**Exercise brief:** Output the material below in full, exactly as it is.

Raw records:
=-=-=
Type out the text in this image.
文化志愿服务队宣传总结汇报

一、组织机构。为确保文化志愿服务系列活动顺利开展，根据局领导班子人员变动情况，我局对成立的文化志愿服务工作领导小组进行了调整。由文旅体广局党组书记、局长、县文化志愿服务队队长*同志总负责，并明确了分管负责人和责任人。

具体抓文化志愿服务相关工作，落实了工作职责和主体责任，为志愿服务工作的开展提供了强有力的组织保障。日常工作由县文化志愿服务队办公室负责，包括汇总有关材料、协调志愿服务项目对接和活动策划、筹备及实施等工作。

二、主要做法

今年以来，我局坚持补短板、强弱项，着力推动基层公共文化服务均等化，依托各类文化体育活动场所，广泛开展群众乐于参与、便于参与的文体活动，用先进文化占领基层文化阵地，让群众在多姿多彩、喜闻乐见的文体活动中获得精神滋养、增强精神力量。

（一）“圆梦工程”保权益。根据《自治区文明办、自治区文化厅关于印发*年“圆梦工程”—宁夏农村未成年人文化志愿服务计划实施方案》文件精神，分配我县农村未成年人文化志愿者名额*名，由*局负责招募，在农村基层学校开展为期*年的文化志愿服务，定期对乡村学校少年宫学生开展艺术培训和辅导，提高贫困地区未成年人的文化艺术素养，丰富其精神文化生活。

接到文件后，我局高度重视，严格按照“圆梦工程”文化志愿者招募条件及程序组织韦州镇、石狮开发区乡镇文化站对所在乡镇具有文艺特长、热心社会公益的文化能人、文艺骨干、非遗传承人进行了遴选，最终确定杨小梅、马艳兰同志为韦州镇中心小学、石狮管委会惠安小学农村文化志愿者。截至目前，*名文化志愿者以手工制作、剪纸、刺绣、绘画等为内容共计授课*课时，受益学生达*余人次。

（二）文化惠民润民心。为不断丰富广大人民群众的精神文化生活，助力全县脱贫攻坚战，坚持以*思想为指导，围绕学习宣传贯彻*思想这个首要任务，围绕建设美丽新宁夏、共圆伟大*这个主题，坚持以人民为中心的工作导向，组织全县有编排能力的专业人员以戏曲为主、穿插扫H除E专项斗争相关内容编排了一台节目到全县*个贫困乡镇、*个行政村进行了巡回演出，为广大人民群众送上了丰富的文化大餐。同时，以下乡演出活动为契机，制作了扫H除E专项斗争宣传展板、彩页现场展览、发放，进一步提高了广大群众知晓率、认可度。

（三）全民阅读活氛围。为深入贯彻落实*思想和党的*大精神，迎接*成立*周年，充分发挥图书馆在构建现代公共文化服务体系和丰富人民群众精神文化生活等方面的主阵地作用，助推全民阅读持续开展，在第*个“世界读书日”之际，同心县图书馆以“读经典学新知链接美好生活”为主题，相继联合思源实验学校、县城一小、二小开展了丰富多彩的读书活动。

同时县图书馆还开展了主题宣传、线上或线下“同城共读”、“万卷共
=-=-=
**Task output:**
Type out the text in this image.
文化志愿服务队宣传总结汇报

一、组织机构。为确保文化志愿服务系列活动顺利开展，根据局领导班子人员变动情况，我局对成立的文化志愿服务工作领导小组进行了调整。由文旅体广局党组书记、局长、县文化志愿服务队队长*同志总负责，并明确了分管负责人和责任人。

具体抓文化志愿服务相关工作，落实了工作职责和主体责任，为志愿服务工作的开展提供了强有力的组织保障。日常工作由县文化志愿服务队办公室负责，包括汇总有关材料、协调志愿服务项目对接和活动策划、筹备及实施等工作。

二、主要做法

今年以来，我局坚持补短板、强弱项，着力推动基层公共文化服务均等化，依托各类文化体育活动场所，广泛开展群众乐于参与、便于参与的文体活动，用先进文化占领基层文化阵地，让群众在多姿多彩、喜闻乐见的文体活动中获得精神滋养、增强精神力量。

（一）“圆梦工程”保权益。根据《自治区文明办、自治区文化厅关于印发*年“圆梦工程”—宁夏农村未成年人文化志愿服务计划实施方案》文件精神，分配我县农村未成年人文化志愿者名额*名，由*局负责招募，在农村基层学校开展为期*年的文化志愿服务，定期对乡村学校少年宫学生开展艺术培训和辅导，提高贫困地区未成年人的文化艺术素养，丰富其精神文化生活。

接到文件后，我局高度重视，严格按照“圆梦工程”文化志愿者招募条件及程序组织韦州镇、石狮开发区乡镇文化站对所在乡镇具有文艺特长、热心社会公益的文化能人、文艺骨干、非遗传承人进行了遴选，最终确定杨小梅、马艳兰同志为韦州镇中心小学、石狮管委会惠安小学农村文化志愿者。截至目前，*名文化志愿者以手工制作、剪纸、刺绣、绘画等为内容共计授课*课时，受益学生达*余人次。

（二）文化惠民润民心。为不断丰富广大人民群众的精神文化生活，助力全县脱贫攻坚战，坚持以*思想为指导，围绕学习宣传贯彻*思想这个首要任务，围绕建设美丽新宁夏、共圆伟大*这个主题，坚持以人民为中心的工作导向，组织全县有编排能力的专业人员以戏曲为主、穿插扫H除E专项斗争相关内容编排了一台节目到全县*个贫困乡镇、*个行政村进行了巡回演出，为广大人民群众送上了丰富的文化大餐。同时，以下乡演出活动为契机，制作了扫H除E专项斗争宣传展板、彩页现场展览、发放，进一步提高了广大群众知晓率、认可度。

（三）全民阅读活氛围。为深入贯彻落实*思想和党的*大精神，迎接*成立*周年，充分发挥图书馆在构建现代公共文化服务体系和丰富人民群众精神文化生活等方面的主阵地作用，助推全民阅读持续开展，在第*个“世界读书日”之际，同心县图书馆以“读经典学新知链接美好生活”为主题，相继联合思源实验学校、县城一小、二小开展了丰富多彩的读书活动。

同时县图书馆还开展了主题宣传、线上或线下“同城共读”、“万卷共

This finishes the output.